#### Task details
In the entries below, find the lines that contain the word "Farbtemperatur" and copy them.
>> Start
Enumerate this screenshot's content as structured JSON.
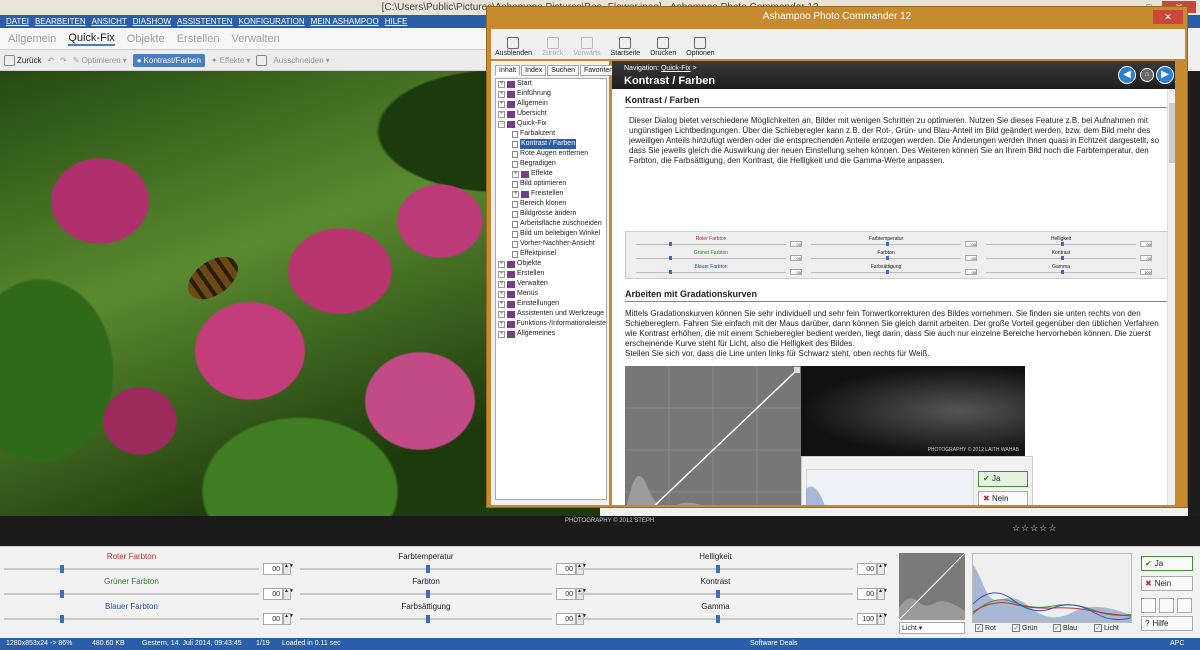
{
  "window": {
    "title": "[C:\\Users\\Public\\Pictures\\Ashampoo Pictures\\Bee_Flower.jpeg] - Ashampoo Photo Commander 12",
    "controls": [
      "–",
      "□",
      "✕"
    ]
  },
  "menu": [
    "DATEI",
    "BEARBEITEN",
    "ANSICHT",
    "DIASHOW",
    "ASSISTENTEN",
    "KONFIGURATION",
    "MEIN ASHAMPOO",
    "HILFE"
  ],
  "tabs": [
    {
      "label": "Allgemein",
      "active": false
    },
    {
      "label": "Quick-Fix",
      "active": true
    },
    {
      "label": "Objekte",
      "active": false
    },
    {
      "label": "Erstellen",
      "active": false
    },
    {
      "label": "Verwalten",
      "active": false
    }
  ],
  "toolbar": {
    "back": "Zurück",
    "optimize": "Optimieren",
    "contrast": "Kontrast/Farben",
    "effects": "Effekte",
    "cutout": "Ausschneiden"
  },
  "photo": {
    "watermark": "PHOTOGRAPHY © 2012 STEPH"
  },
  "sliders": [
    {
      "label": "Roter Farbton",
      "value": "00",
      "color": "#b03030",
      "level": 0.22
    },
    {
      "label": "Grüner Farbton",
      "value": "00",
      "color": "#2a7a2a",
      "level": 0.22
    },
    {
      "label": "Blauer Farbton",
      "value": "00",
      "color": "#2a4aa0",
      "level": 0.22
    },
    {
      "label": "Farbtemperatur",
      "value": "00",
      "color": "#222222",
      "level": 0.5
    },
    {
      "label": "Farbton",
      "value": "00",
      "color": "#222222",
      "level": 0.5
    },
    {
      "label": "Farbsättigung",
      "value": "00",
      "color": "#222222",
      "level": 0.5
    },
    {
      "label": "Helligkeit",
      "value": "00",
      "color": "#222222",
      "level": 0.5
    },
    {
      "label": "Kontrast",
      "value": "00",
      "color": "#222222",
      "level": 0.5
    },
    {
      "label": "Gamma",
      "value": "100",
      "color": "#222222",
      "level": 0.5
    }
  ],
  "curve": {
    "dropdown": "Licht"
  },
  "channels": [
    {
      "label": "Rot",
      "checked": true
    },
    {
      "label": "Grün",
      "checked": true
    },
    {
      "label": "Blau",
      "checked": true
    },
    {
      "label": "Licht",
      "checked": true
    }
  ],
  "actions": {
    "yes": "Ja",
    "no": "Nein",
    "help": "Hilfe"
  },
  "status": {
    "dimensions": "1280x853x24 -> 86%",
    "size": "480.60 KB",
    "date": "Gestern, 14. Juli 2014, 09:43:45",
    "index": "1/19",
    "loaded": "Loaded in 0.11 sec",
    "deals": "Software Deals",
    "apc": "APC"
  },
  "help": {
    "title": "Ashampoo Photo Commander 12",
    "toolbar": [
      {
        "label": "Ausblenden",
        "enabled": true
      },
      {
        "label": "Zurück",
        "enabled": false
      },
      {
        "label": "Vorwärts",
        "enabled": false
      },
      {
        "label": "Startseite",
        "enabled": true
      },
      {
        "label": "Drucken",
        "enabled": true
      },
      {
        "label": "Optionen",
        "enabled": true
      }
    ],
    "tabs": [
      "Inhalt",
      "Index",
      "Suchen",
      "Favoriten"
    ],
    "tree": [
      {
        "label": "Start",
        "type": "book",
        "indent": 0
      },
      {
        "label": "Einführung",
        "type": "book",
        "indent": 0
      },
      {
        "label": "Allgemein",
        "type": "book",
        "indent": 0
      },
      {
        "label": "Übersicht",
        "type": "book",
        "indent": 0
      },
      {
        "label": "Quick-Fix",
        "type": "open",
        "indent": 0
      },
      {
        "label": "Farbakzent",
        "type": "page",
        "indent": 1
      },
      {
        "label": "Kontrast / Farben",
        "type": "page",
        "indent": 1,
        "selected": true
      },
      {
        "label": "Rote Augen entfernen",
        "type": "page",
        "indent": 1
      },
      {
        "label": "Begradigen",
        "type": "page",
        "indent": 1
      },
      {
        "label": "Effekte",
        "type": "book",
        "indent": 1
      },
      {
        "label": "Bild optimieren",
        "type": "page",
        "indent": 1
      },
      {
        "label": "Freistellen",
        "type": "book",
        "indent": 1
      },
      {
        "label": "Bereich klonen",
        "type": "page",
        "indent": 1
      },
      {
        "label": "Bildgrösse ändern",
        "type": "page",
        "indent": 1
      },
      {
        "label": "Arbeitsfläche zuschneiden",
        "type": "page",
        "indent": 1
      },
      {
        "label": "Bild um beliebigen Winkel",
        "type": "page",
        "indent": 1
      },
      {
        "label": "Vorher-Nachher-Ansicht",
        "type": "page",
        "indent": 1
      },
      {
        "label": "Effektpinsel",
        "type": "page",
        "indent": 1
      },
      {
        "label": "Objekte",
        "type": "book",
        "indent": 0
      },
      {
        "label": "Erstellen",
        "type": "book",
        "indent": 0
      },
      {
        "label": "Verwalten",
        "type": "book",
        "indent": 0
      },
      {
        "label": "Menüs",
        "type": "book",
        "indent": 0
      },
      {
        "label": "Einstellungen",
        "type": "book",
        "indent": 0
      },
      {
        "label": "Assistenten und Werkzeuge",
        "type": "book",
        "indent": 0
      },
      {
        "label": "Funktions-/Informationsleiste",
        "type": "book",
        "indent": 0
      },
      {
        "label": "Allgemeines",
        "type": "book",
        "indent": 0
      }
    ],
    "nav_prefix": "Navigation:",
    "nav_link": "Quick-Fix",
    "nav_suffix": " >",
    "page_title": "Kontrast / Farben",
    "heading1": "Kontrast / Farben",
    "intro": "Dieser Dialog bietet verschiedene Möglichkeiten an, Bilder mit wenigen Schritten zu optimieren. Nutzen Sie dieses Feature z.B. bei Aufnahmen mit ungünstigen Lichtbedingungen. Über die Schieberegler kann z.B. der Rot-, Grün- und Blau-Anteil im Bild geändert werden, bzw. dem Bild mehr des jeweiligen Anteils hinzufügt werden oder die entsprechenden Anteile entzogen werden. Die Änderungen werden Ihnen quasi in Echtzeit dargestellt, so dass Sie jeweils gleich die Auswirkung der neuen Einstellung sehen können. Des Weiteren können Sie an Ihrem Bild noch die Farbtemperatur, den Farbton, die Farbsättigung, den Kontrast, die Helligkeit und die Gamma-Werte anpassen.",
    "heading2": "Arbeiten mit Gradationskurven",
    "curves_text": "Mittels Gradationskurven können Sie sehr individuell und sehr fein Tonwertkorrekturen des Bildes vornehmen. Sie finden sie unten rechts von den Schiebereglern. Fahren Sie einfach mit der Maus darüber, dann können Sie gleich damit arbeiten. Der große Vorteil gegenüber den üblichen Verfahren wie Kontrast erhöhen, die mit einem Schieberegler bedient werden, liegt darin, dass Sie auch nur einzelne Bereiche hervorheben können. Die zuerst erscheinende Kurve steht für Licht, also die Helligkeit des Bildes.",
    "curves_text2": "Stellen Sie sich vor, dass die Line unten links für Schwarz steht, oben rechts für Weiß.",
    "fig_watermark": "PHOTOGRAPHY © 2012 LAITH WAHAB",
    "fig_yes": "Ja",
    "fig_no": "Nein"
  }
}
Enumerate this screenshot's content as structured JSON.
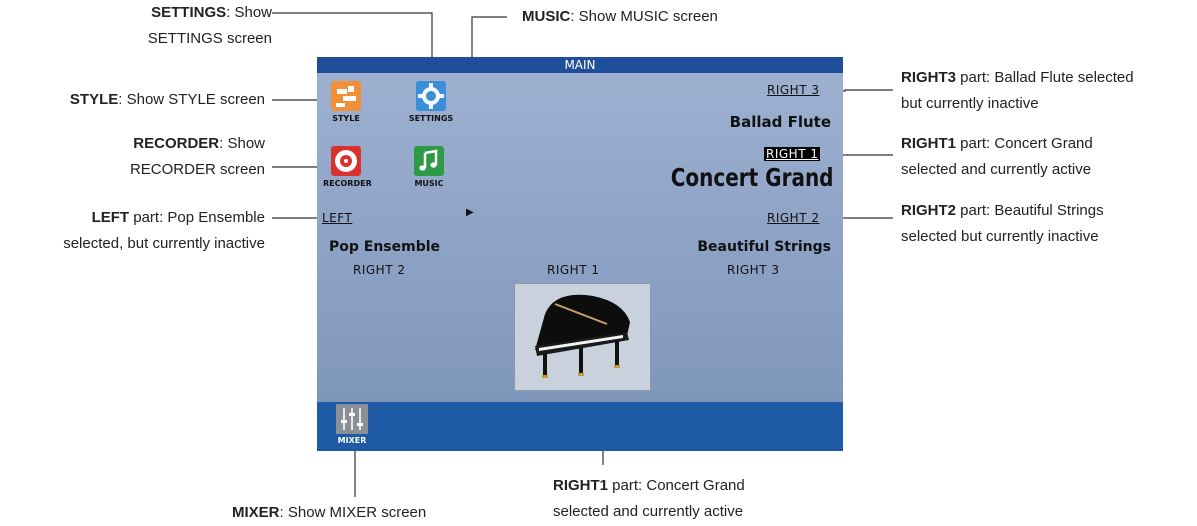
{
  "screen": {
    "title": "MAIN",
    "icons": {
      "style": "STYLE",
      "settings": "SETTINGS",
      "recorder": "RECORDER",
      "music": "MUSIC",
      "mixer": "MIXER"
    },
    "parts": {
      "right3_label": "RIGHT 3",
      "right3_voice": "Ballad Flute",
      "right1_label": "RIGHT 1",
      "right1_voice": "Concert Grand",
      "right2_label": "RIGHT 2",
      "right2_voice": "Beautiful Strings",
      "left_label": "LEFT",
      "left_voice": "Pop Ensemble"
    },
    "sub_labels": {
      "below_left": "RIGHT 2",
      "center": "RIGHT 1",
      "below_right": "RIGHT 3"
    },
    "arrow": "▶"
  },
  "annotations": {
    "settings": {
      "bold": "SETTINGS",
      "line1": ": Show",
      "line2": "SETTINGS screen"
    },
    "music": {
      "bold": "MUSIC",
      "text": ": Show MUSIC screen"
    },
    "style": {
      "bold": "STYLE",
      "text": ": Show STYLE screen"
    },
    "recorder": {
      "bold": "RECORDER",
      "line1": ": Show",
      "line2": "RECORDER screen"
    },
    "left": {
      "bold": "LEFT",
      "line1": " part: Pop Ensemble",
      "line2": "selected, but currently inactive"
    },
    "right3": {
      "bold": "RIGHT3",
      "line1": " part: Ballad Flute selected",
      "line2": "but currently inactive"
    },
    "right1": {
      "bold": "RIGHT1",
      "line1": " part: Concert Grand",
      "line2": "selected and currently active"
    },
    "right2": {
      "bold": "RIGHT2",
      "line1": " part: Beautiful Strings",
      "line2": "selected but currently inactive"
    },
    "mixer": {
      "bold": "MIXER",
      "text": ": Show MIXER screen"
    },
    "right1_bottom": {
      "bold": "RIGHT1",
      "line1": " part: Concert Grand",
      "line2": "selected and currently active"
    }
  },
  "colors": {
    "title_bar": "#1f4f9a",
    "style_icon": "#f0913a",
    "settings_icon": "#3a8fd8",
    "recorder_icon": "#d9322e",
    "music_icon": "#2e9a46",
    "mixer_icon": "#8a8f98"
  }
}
>> End
#### Worked solution
      "label": "Farbtemperatur",
    "intro": "Dieser Dialog bietet verschiedene Möglichkeiten an, Bilder mit wenigen Schritten zu optimieren. Nutzen Sie dieses Feature z.B. bei Aufnahmen mit ungünstigen Lichtbedingungen. Über die Schieberegler kann z.B. der Rot-, Grün- und Blau-Anteil im Bild geändert werden, bzw. dem Bild mehr des jeweiligen Anteils hinzufügt werden oder die entsprechenden Anteile entzogen werden. Die Änderungen werden Ihnen quasi in Echtzeit dargestellt, so dass Sie jeweils gleich die Auswirkung der neuen Einstellung sehen können. Des Weiteren können Sie an Ihrem Bild noch die Farbtemperatur, den Farbton, die Farbsättigung, den Kontrast, die Helligkeit und die Gamma-Werte anpassen.",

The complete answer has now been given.